*** MATERIAL PROVIDED ***
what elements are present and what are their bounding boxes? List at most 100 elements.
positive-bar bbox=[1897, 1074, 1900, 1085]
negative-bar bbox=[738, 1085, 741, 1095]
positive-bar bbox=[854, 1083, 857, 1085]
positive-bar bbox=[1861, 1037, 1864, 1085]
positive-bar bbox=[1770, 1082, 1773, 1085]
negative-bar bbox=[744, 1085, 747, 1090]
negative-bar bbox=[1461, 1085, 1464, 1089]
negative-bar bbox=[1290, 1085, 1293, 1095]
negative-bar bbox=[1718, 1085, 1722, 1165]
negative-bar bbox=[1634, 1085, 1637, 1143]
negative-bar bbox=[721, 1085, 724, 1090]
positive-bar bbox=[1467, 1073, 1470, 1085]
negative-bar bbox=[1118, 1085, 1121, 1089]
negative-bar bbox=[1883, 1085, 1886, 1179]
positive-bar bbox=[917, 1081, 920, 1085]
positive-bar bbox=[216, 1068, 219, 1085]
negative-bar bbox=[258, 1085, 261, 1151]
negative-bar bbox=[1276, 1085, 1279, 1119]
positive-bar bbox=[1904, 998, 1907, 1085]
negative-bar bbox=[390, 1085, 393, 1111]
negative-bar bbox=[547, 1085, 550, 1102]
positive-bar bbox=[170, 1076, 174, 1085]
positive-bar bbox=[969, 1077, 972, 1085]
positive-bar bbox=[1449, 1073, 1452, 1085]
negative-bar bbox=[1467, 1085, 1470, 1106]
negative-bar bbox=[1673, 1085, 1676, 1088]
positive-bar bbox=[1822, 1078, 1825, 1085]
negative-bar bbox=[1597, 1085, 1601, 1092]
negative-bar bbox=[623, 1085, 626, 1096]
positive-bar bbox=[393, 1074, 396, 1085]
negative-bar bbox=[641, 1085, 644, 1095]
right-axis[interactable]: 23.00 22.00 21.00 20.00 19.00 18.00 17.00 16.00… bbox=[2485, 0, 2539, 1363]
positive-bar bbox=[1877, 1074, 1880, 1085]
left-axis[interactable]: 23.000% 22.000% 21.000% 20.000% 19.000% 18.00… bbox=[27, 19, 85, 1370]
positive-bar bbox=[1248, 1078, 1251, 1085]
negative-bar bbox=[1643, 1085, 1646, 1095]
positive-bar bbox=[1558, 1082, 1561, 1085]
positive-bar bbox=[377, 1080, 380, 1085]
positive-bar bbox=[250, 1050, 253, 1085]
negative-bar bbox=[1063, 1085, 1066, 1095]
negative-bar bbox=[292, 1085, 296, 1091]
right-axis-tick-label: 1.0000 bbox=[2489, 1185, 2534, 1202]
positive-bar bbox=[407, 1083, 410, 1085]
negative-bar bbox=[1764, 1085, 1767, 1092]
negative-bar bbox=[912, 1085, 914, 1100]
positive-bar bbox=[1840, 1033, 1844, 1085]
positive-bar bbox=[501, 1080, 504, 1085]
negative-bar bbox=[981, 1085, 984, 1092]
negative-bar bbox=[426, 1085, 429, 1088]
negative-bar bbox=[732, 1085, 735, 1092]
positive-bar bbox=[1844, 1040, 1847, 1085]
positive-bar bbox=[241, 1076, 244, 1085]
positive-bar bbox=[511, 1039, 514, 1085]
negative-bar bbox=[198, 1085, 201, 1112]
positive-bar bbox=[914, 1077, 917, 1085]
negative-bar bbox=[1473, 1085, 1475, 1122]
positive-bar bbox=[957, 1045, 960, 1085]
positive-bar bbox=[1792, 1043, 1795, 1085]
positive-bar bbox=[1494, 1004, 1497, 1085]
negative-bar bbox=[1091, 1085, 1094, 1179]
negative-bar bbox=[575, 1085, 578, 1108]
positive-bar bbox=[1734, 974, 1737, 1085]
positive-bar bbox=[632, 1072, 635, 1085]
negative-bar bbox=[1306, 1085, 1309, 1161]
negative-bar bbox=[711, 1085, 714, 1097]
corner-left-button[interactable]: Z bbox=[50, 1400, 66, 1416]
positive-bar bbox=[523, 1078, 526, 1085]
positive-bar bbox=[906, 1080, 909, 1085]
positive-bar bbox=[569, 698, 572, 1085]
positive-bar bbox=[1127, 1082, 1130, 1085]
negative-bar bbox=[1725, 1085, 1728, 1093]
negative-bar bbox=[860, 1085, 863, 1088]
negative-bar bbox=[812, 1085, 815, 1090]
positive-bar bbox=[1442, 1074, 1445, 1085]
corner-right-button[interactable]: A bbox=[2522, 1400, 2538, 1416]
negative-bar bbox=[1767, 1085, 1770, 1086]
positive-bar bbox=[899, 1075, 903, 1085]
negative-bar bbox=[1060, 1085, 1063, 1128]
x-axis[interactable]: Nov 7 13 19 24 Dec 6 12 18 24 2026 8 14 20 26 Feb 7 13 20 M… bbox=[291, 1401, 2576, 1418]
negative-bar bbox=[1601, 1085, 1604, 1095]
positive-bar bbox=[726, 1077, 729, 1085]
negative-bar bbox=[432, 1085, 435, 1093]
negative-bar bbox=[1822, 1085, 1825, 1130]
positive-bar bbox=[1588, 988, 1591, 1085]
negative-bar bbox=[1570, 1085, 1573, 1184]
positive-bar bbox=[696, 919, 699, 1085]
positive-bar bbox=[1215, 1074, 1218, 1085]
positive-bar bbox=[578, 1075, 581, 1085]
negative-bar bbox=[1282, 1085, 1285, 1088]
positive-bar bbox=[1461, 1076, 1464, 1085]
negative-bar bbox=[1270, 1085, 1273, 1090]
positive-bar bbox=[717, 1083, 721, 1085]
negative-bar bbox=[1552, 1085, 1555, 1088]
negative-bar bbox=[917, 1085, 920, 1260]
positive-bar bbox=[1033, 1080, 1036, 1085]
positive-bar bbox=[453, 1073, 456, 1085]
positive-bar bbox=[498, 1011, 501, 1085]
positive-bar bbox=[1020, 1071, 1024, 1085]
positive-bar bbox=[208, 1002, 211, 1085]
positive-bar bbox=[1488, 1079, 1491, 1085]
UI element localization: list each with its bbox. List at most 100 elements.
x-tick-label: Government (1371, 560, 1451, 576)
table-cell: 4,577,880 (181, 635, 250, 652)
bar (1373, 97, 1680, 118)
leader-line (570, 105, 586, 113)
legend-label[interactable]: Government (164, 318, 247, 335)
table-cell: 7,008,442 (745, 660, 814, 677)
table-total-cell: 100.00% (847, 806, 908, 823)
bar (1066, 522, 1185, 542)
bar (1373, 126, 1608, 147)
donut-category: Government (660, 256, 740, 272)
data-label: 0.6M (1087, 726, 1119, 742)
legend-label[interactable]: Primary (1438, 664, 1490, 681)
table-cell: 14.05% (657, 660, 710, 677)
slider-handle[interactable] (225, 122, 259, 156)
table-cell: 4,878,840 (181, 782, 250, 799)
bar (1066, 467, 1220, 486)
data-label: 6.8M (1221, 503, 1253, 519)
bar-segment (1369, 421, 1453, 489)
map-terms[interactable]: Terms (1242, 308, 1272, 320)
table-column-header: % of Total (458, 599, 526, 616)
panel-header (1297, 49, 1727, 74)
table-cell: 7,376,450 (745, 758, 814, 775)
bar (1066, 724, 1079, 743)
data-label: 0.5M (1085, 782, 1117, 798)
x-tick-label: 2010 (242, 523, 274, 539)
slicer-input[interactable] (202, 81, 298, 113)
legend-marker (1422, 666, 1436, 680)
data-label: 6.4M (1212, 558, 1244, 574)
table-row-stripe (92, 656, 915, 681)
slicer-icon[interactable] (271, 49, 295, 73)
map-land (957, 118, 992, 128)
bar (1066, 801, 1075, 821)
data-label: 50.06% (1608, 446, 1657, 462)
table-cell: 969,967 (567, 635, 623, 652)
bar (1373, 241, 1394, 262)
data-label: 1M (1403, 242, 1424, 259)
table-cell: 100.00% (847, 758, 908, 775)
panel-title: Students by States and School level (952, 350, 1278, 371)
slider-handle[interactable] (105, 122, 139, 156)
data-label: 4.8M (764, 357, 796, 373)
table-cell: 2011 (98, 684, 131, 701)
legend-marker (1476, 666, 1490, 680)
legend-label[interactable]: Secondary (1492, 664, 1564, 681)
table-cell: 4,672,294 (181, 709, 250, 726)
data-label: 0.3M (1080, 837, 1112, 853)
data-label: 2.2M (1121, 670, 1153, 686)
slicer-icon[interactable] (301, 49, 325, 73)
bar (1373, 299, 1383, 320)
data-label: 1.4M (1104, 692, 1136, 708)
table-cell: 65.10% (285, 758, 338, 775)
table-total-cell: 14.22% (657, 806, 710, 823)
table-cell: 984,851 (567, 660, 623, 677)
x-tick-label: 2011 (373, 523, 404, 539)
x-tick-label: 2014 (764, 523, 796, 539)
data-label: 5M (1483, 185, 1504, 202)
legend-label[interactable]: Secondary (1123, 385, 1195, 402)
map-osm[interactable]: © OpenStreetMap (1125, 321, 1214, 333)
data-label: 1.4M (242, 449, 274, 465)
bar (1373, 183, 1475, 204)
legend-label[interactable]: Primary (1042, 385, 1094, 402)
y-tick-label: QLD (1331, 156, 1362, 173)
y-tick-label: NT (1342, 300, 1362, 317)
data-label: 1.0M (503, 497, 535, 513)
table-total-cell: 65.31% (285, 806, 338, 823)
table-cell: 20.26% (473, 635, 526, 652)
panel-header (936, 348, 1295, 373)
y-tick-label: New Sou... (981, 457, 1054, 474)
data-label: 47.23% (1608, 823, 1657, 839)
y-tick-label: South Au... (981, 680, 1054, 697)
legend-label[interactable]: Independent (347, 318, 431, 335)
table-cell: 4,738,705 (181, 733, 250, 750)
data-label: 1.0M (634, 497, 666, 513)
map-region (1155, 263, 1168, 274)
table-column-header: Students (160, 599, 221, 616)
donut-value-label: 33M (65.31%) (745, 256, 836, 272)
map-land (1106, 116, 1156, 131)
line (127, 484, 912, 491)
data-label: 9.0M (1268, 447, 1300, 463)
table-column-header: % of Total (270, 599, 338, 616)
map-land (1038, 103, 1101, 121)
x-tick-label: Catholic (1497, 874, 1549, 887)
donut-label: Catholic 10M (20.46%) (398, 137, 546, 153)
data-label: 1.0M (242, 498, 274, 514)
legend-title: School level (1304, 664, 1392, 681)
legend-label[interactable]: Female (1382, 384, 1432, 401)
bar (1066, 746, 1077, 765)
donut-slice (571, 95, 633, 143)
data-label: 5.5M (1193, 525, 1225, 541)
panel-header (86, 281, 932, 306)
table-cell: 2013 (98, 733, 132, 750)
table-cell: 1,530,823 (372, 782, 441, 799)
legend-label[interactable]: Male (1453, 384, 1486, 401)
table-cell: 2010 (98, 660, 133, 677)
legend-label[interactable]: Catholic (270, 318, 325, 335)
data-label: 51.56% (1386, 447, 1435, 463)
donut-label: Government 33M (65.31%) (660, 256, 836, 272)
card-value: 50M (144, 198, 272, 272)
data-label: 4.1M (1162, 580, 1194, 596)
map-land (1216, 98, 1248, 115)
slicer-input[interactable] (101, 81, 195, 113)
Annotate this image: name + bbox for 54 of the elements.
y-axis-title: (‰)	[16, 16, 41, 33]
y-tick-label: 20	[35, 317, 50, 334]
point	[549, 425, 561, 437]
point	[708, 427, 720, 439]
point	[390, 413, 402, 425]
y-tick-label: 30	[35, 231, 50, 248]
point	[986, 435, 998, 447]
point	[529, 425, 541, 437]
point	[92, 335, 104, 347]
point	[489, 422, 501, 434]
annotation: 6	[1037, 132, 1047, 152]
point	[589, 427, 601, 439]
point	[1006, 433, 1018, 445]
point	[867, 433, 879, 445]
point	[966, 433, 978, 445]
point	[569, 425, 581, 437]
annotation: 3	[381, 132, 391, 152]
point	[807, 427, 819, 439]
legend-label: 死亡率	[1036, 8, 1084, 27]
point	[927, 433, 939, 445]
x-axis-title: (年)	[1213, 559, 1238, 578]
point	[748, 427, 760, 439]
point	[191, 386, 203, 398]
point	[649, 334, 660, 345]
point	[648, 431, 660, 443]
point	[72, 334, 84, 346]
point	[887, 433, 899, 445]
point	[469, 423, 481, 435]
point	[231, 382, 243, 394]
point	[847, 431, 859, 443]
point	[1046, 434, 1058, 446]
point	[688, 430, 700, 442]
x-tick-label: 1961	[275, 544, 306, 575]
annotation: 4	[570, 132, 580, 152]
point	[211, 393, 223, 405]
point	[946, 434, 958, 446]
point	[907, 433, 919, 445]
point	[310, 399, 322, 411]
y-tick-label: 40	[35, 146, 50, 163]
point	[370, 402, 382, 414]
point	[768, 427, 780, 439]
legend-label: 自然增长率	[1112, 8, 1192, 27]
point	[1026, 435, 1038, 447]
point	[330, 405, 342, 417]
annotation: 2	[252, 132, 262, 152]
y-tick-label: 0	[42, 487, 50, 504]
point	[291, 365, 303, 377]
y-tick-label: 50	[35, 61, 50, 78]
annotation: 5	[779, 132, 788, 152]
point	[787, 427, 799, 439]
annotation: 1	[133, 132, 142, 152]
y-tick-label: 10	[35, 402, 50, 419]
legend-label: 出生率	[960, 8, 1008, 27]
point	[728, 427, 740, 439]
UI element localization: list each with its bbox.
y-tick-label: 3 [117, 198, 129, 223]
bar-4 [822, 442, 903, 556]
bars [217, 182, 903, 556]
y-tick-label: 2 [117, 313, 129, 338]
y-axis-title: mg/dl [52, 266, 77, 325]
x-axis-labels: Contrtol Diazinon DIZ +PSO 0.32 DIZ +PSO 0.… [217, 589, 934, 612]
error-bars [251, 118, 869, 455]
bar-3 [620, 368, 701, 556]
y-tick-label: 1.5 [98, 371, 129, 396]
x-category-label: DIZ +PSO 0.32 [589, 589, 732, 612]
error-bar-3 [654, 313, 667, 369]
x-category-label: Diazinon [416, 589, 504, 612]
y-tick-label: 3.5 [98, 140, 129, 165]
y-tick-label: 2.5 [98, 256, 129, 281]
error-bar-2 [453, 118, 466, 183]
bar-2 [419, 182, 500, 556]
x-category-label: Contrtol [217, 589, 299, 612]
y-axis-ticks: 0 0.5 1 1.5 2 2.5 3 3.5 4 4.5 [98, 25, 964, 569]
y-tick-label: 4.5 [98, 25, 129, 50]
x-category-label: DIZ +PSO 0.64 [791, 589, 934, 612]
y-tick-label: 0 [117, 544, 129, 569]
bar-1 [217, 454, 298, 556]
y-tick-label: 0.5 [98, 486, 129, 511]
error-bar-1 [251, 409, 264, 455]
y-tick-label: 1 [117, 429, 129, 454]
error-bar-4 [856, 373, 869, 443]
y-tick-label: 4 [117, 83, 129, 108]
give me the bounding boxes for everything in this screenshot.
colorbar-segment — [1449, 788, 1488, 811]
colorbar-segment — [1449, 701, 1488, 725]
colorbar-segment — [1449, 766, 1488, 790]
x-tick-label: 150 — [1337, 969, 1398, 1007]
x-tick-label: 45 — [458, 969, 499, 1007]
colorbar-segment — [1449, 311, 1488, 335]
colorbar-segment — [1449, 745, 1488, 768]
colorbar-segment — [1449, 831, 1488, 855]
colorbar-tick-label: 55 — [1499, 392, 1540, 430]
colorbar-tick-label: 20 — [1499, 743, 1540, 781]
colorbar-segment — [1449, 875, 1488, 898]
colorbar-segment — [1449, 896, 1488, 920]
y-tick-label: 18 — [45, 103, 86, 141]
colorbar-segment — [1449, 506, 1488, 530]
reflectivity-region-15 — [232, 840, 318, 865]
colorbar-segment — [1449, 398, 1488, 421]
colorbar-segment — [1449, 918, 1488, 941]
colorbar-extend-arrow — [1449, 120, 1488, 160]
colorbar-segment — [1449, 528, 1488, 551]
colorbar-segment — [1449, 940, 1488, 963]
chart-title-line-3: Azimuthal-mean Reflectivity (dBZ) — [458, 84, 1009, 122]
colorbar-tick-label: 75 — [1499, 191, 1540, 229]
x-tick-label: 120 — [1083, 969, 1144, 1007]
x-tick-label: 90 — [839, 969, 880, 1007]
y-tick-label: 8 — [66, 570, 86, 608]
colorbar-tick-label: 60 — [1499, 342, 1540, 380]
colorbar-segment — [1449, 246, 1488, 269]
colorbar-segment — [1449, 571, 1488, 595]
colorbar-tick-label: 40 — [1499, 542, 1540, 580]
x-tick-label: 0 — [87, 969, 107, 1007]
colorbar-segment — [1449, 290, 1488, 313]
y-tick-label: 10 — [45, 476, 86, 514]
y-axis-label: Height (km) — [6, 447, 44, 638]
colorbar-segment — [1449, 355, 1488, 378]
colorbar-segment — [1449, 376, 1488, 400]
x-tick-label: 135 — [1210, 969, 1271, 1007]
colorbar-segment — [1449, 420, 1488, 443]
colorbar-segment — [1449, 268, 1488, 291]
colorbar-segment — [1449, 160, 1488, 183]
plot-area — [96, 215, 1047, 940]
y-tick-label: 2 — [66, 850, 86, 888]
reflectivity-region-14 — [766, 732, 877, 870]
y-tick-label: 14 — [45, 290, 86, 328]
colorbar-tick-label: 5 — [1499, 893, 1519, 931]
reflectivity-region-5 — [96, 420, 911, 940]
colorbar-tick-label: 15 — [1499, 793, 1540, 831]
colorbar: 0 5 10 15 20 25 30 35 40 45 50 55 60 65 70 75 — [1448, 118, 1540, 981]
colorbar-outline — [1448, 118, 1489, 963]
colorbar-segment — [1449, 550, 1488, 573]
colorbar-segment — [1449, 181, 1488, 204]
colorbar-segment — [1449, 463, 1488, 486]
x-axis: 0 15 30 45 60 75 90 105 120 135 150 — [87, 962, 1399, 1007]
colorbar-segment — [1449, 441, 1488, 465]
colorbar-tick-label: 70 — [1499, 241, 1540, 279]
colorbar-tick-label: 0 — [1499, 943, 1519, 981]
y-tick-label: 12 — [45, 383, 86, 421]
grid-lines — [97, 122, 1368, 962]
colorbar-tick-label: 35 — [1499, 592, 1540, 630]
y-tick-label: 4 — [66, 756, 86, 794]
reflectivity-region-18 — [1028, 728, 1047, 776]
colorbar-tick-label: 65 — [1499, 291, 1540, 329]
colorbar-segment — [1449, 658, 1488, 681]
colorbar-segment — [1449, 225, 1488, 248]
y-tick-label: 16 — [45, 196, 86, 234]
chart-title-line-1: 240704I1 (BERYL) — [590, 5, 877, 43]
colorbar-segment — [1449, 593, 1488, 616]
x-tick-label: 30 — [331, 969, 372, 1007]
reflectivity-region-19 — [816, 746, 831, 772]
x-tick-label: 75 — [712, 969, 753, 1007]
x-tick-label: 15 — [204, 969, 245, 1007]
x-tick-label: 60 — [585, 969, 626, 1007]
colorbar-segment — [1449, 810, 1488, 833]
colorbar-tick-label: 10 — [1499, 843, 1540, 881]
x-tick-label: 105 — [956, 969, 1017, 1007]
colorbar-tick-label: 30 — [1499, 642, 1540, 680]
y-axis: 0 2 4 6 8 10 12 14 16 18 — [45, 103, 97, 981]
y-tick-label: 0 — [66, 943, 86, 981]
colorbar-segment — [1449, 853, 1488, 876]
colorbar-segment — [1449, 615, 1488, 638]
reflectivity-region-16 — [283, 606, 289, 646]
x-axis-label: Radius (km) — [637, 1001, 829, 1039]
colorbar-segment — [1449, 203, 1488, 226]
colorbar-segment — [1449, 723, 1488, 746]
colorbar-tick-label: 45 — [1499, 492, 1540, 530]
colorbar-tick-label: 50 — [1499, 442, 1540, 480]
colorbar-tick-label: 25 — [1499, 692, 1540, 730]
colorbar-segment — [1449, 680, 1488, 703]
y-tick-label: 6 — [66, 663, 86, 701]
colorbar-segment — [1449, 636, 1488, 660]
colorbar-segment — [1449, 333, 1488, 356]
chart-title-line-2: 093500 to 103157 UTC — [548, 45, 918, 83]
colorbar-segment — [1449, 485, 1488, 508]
***
Update the lines from the first line through the line with "negative-bar bbox=[1718, 1085, 1722, 1165]" by replacing "positive-bar" with "up-bar", changing nothing else.

what elements are present and what are their bounding boxes? List at most 100 elements.
up-bar bbox=[1897, 1074, 1900, 1085]
negative-bar bbox=[738, 1085, 741, 1095]
up-bar bbox=[854, 1083, 857, 1085]
up-bar bbox=[1861, 1037, 1864, 1085]
up-bar bbox=[1770, 1082, 1773, 1085]
negative-bar bbox=[744, 1085, 747, 1090]
negative-bar bbox=[1461, 1085, 1464, 1089]
negative-bar bbox=[1290, 1085, 1293, 1095]
negative-bar bbox=[1718, 1085, 1722, 1165]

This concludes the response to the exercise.